[BRIEF]
Your task is to repeat the entries exactly. Leave the pictures out.

[MATERIAL FOR THE TASK]
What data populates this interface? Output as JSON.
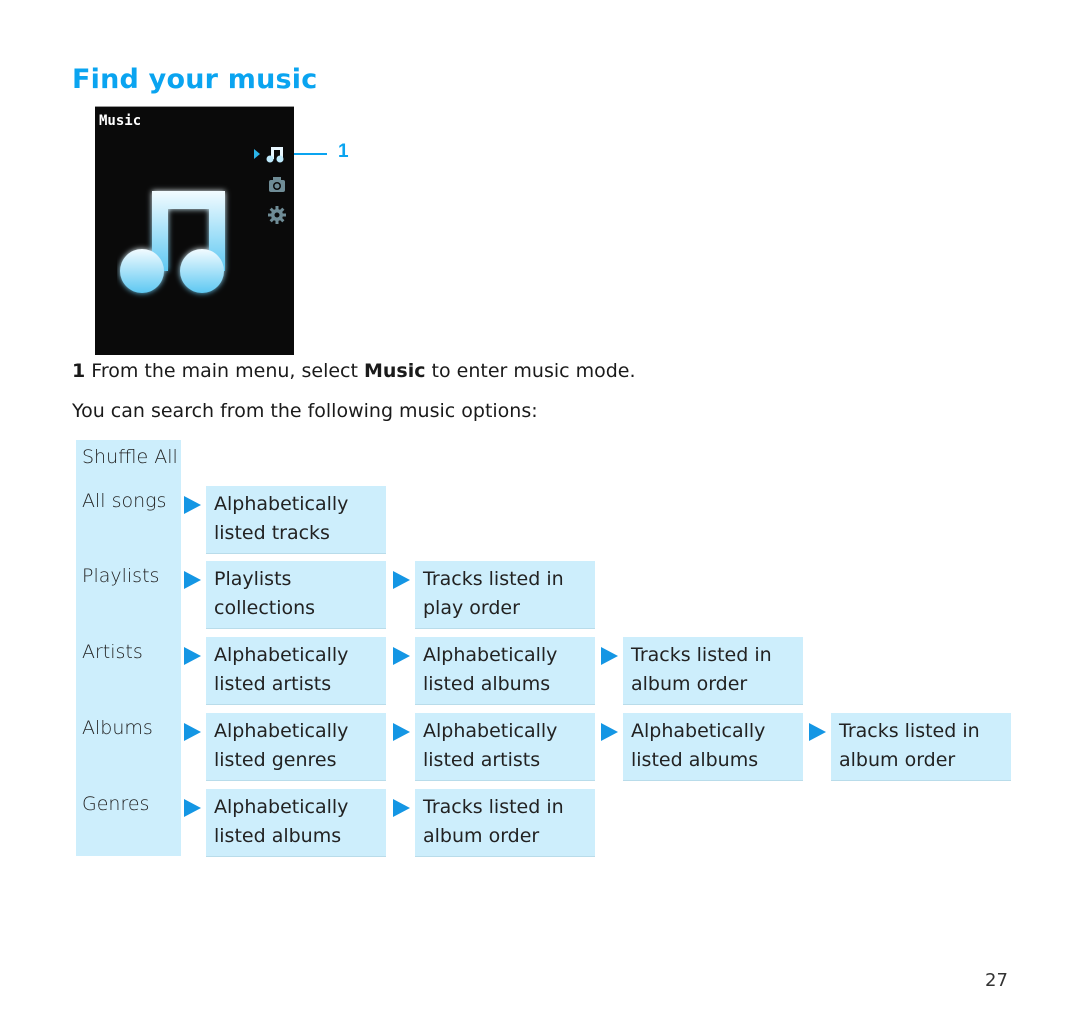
{
  "heading": "Find your music",
  "device_screen": {
    "title": "Music",
    "menu_icons": [
      "music-note-icon",
      "camera-icon",
      "gear-icon"
    ],
    "selected": "music-note-icon",
    "callout": "1"
  },
  "step": {
    "number": "1",
    "text_before": "From the main menu, select ",
    "bold": "Music",
    "text_after": " to enter music mode."
  },
  "intro": "You can search from the following music options:",
  "options": [
    {
      "category": "Shuffle All",
      "path": []
    },
    {
      "category": "All songs",
      "path": [
        "Alphabetically\nlisted tracks"
      ]
    },
    {
      "category": "Playlists",
      "path": [
        "Playlists\ncollections",
        "Tracks listed in\nplay order"
      ]
    },
    {
      "category": "Artists",
      "path": [
        "Alphabetically\nlisted artists",
        "Alphabetically\nlisted albums",
        "Tracks listed in\nalbum order"
      ]
    },
    {
      "category": "Albums",
      "path": [
        "Alphabetically\nlisted genres",
        "Alphabetically\nlisted artists",
        "Alphabetically\nlisted albums",
        "Tracks listed in\nalbum order"
      ]
    },
    {
      "category": "Genres",
      "path": [
        "Alphabetically\nlisted albums",
        "Tracks listed in\nalbum order"
      ]
    }
  ],
  "colors": {
    "accent": "#0aa4f0",
    "box_bg": "#cdeefc",
    "arrow": "#1496e4"
  },
  "page_number": "27"
}
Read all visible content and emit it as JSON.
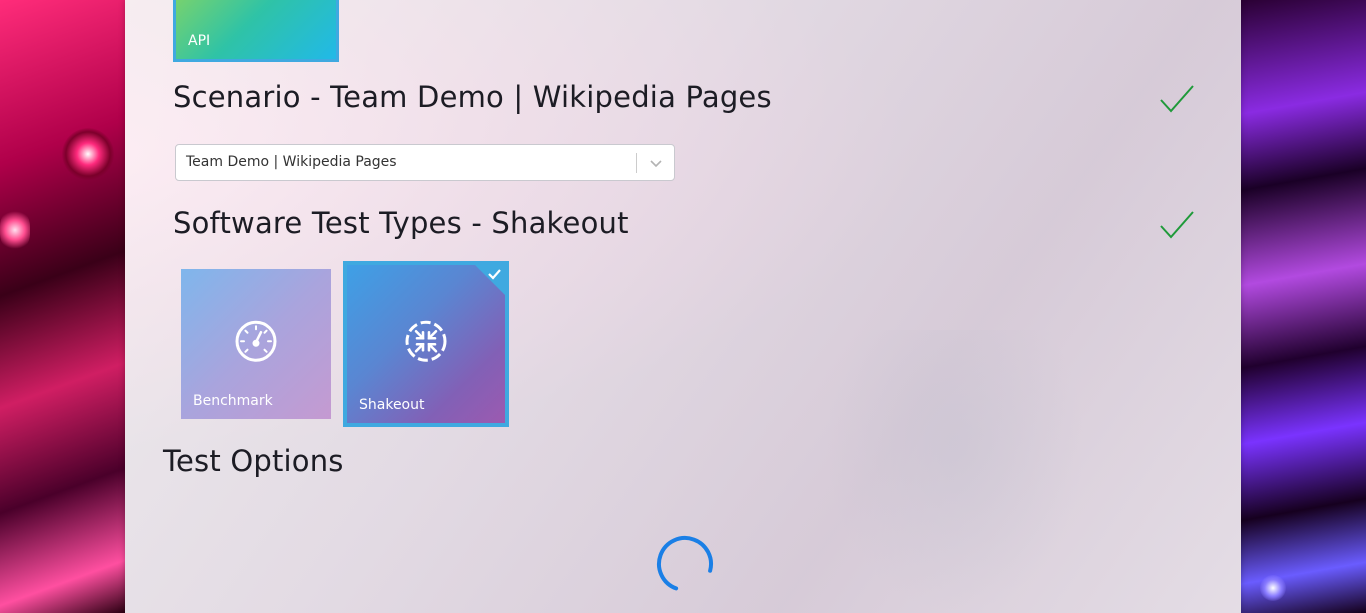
{
  "scenario": {
    "title": "Scenario - Team Demo | Wikipedia Pages",
    "select_value": "Team Demo | Wikipedia Pages",
    "status_icon": "checkmark-icon"
  },
  "api_tile": {
    "label": "API"
  },
  "test_types": {
    "title": "Software Test Types - Shakeout",
    "status_icon": "checkmark-icon",
    "options": [
      {
        "label": "Benchmark",
        "icon": "speedometer-icon",
        "selected": false
      },
      {
        "label": "Shakeout",
        "icon": "arrows-inward-icon",
        "selected": true
      }
    ]
  },
  "test_options": {
    "title": "Test Options",
    "loading_icon": "spinner-icon"
  },
  "colors": {
    "accent": "#3fa9e0",
    "check": "#1f9a3a",
    "spinner": "#1a7fe6"
  }
}
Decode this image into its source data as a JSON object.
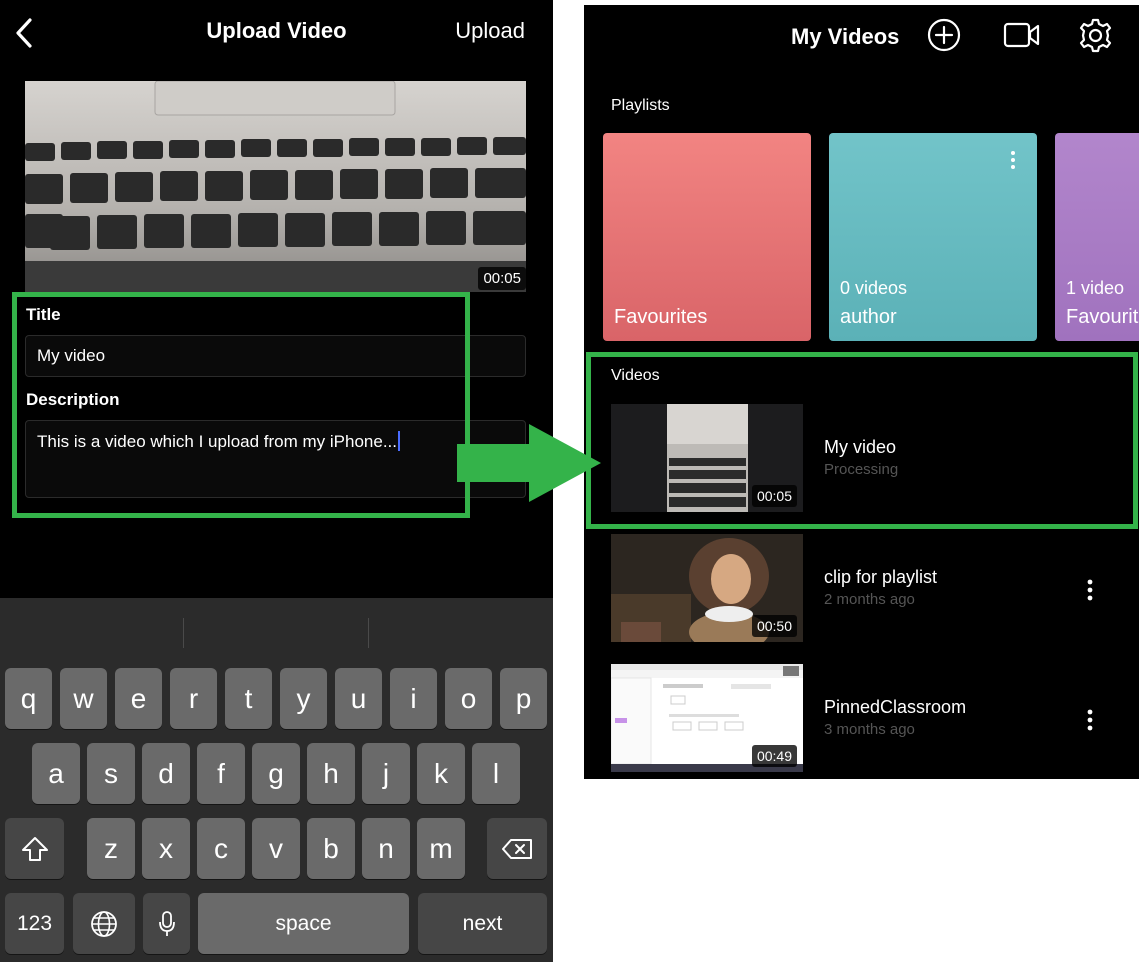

[SOLVED EXERCISE]
What data populates this interface? Output as JSON.
{
  "heading": "Find your music",
  "device_screen": {
    "title": "Music",
    "menu_icons": [
      "music-note-icon",
      "camera-icon",
      "gear-icon"
    ],
    "selected": "music-note-icon",
    "callout": "1"
  },
  "step": {
    "number": "1",
    "text_before": "From the main menu, select ",
    "bold": "Music",
    "text_after": " to enter music mode."
  },
  "intro": "You can search from the following music options:",
  "options": [
    {
      "category": "Shuffle All",
      "path": []
    },
    {
      "category": "All songs",
      "path": [
        "Alphabetically\nlisted tracks"
      ]
    },
    {
      "category": "Playlists",
      "path": [
        "Playlists\ncollections",
        "Tracks listed in\nplay order"
      ]
    },
    {
      "category": "Artists",
      "path": [
        "Alphabetically\nlisted artists",
        "Alphabetically\nlisted albums",
        "Tracks listed in\nalbum order"
      ]
    },
    {
      "category": "Albums",
      "path": [
        "Alphabetically\nlisted genres",
        "Alphabetically\nlisted artists",
        "Alphabetically\nlisted albums",
        "Tracks listed in\nalbum order"
      ]
    },
    {
      "category": "Genres",
      "path": [
        "Alphabetically\nlisted albums",
        "Tracks listed in\nalbum order"
      ]
    }
  ],
  "colors": {
    "accent": "#0aa4f0",
    "box_bg": "#cdeefc",
    "arrow": "#1496e4"
  },
  "page_number": "27"
}
Read all visible content and emit it as JSON.
{
  "scenario": {
    "title": "Scenario - Team Demo | Wikipedia Pages",
    "select_value": "Team Demo | Wikipedia Pages",
    "status_icon": "checkmark-icon"
  },
  "api_tile": {
    "label": "API"
  },
  "test_types": {
    "title": "Software Test Types - Shakeout",
    "status_icon": "checkmark-icon",
    "options": [
      {
        "label": "Benchmark",
        "icon": "speedometer-icon",
        "selected": false
      },
      {
        "label": "Shakeout",
        "icon": "arrows-inward-icon",
        "selected": true
      }
    ]
  },
  "test_options": {
    "title": "Test Options",
    "loading_icon": "spinner-icon"
  },
  "colors": {
    "accent": "#3fa9e0",
    "check": "#1f9a3a",
    "spinner": "#1a7fe6"
  }
}
Decode this image into its source data as a JSON object.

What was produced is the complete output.